---------- DATASET ENTRIES ----------

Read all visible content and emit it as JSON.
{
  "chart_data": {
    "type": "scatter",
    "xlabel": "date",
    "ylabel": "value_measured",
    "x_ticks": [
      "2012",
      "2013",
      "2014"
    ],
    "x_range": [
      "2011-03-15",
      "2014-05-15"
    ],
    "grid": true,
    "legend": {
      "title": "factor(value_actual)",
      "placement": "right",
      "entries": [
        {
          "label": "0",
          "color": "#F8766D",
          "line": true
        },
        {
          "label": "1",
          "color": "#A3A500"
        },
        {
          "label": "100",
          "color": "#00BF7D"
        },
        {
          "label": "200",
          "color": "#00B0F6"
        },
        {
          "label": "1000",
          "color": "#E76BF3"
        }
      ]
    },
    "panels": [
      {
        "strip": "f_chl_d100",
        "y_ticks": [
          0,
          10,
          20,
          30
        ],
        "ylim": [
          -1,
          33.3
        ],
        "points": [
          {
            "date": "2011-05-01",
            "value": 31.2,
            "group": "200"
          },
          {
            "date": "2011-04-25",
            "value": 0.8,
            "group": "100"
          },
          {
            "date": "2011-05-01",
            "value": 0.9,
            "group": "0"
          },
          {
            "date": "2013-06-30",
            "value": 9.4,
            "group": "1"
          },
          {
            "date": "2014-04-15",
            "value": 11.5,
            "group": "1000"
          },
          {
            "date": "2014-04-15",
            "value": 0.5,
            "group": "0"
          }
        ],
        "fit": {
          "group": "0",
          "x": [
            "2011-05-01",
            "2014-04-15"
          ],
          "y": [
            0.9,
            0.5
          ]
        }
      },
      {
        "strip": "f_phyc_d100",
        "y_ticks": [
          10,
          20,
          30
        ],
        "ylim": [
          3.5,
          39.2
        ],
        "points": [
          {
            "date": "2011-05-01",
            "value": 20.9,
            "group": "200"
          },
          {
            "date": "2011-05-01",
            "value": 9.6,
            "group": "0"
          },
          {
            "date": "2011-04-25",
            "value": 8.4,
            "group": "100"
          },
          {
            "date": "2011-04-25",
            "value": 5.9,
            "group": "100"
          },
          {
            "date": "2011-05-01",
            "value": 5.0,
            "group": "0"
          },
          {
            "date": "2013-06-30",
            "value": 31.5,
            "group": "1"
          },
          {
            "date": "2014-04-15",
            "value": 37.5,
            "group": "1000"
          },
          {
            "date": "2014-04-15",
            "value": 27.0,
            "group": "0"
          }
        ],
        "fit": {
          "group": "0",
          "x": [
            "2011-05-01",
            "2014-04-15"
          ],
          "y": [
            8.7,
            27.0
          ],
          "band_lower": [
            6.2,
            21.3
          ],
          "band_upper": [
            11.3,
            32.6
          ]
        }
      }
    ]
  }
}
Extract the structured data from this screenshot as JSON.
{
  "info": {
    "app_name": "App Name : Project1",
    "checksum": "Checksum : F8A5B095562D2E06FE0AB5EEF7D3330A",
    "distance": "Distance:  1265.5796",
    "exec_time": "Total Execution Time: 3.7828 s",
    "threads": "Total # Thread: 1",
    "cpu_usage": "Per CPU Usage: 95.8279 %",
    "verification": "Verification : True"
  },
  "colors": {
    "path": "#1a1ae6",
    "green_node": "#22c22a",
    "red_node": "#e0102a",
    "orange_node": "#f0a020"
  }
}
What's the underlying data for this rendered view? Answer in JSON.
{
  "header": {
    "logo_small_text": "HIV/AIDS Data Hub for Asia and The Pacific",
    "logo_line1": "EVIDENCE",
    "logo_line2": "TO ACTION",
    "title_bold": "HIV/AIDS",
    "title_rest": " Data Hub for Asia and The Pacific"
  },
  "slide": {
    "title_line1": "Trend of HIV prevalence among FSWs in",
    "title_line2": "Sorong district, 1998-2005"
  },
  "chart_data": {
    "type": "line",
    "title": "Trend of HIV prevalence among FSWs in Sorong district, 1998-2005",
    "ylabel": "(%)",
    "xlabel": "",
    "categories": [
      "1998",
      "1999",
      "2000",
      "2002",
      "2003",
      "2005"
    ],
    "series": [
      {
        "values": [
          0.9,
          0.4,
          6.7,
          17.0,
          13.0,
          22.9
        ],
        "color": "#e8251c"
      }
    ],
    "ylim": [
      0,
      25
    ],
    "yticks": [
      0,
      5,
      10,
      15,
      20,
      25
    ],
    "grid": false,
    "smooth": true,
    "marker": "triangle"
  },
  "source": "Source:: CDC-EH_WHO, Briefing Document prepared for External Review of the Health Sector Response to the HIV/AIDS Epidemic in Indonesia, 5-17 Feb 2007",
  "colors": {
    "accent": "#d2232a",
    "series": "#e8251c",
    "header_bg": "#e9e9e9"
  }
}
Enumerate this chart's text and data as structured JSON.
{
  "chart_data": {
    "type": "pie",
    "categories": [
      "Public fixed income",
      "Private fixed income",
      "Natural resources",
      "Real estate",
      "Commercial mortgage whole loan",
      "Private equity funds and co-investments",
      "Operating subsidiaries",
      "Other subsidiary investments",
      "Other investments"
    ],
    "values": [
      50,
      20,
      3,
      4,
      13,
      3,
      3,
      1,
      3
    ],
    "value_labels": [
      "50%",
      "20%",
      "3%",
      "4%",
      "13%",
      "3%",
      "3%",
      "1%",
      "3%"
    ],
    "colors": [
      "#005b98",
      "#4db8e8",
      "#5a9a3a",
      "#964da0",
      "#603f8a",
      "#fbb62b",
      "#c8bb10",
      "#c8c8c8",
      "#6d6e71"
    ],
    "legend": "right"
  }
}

----------

> **GOAL OF THE EXERCISE**: Every record should be given again exactly.

> **EXERCISE OUTPUT**:
Read all visible content and emit it as JSON.
{
  "chart_data": {
    "type": "scatter",
    "xlabel": "date",
    "ylabel": "value_measured",
    "x_ticks": [
      "2012",
      "2013",
      "2014"
    ],
    "x_range": [
      "2011-03-15",
      "2014-05-15"
    ],
    "grid": true,
    "legend": {
      "title": "factor(value_actual)",
      "placement": "right",
      "entries": [
        {
          "label": "0",
          "color": "#F8766D",
          "line": true
        },
        {
          "label": "1",
          "color": "#A3A500"
        },
        {
          "label": "100",
          "color": "#00BF7D"
        },
        {
          "label": "200",
          "color": "#00B0F6"
        },
        {
          "label": "1000",
          "color": "#E76BF3"
        }
      ]
    },
    "panels": [
      {
        "strip": "f_chl_d100",
        "y_ticks": [
          0,
          10,
          20,
          30
        ],
        "ylim": [
          -1,
          33.3
        ],
        "points": [
          {
            "date": "2011-05-01",
            "value": 31.2,
            "group": "200"
          },
          {
            "date": "2011-04-25",
            "value": 0.8,
            "group": "100"
          },
          {
            "date": "2011-05-01",
            "value": 0.9,
            "group": "0"
          },
          {
            "date": "2013-06-30",
            "value": 9.4,
            "group": "1"
          },
          {
            "date": "2014-04-15",
            "value": 11.5,
            "group": "1000"
          },
          {
            "date": "2014-04-15",
            "value": 0.5,
            "group": "0"
          }
        ],
        "fit": {
          "group": "0",
          "x": [
            "2011-05-01",
            "2014-04-15"
          ],
          "y": [
            0.9,
            0.5
          ]
        }
      },
      {
        "strip": "f_phyc_d100",
        "y_ticks": [
          10,
          20,
          30
        ],
        "ylim": [
          3.5,
          39.2
        ],
        "points": [
          {
            "date": "2011-05-01",
            "value": 20.9,
            "group": "200"
          },
          {
            "date": "2011-05-01",
            "value": 9.6,
            "group": "0"
          },
          {
            "date": "2011-04-25",
            "value": 8.4,
            "group": "100"
          },
          {
            "date": "2011-04-25",
            "value": 5.9,
            "group": "100"
          },
          {
            "date": "2011-05-01",
            "value": 5.0,
            "group": "0"
          },
          {
            "date": "2013-06-30",
            "value": 31.5,
            "group": "1"
          },
          {
            "date": "2014-04-15",
            "value": 37.5,
            "group": "1000"
          },
          {
            "date": "2014-04-15",
            "value": 27.0,
            "group": "0"
          }
        ],
        "fit": {
          "group": "0",
          "x": [
            "2011-05-01",
            "2014-04-15"
          ],
          "y": [
            8.7,
            27.0
          ],
          "band_lower": [
            6.2,
            21.3
          ],
          "band_upper": [
            11.3,
            32.6
          ]
        }
      }
    ]
  }
}
Extract the structured data from this screenshot as JSON.
{
  "info": {
    "app_name": "App Name : Project1",
    "checksum": "Checksum : F8A5B095562D2E06FE0AB5EEF7D3330A",
    "distance": "Distance:  1265.5796",
    "exec_time": "Total Execution Time: 3.7828 s",
    "threads": "Total # Thread: 1",
    "cpu_usage": "Per CPU Usage: 95.8279 %",
    "verification": "Verification : True"
  },
  "colors": {
    "path": "#1a1ae6",
    "green_node": "#22c22a",
    "red_node": "#e0102a",
    "orange_node": "#f0a020"
  }
}
What's the underlying data for this rendered view? Answer in JSON.
{
  "header": {
    "logo_small_text": "HIV/AIDS Data Hub for Asia and The Pacific",
    "logo_line1": "EVIDENCE",
    "logo_line2": "TO ACTION",
    "title_bold": "HIV/AIDS",
    "title_rest": " Data Hub for Asia and The Pacific"
  },
  "slide": {
    "title_line1": "Trend of HIV prevalence among FSWs in",
    "title_line2": "Sorong district, 1998-2005"
  },
  "chart_data": {
    "type": "line",
    "title": "Trend of HIV prevalence among FSWs in Sorong district, 1998-2005",
    "ylabel": "(%)",
    "xlabel": "",
    "categories": [
      "1998",
      "1999",
      "2000",
      "2002",
      "2003",
      "2005"
    ],
    "series": [
      {
        "values": [
          0.9,
          0.4,
          6.7,
          17.0,
          13.0,
          22.9
        ],
        "color": "#e8251c"
      }
    ],
    "ylim": [
      0,
      25
    ],
    "yticks": [
      0,
      5,
      10,
      15,
      20,
      25
    ],
    "grid": false,
    "smooth": true,
    "marker": "triangle"
  },
  "source": "Source:: CDC-EH_WHO, Briefing Document prepared for External Review of the Health Sector Response to the HIV/AIDS Epidemic in Indonesia, 5-17 Feb 2007",
  "colors": {
    "accent": "#d2232a",
    "series": "#e8251c",
    "header_bg": "#e9e9e9"
  }
}
Enumerate this chart's text and data as structured JSON.
{
  "chart_data": {
    "type": "pie",
    "categories": [
      "Public fixed income",
      "Private fixed income",
      "Natural resources",
      "Real estate",
      "Commercial mortgage whole loan",
      "Private equity funds and co-investments",
      "Operating subsidiaries",
      "Other subsidiary investments",
      "Other investments"
    ],
    "values": [
      50,
      20,
      3,
      4,
      13,
      3,
      3,
      1,
      3
    ],
    "value_labels": [
      "50%",
      "20%",
      "3%",
      "4%",
      "13%",
      "3%",
      "3%",
      "1%",
      "3%"
    ],
    "colors": [
      "#005b98",
      "#4db8e8",
      "#5a9a3a",
      "#964da0",
      "#603f8a",
      "#fbb62b",
      "#c8bb10",
      "#c8c8c8",
      "#6d6e71"
    ],
    "legend": "right"
  }
}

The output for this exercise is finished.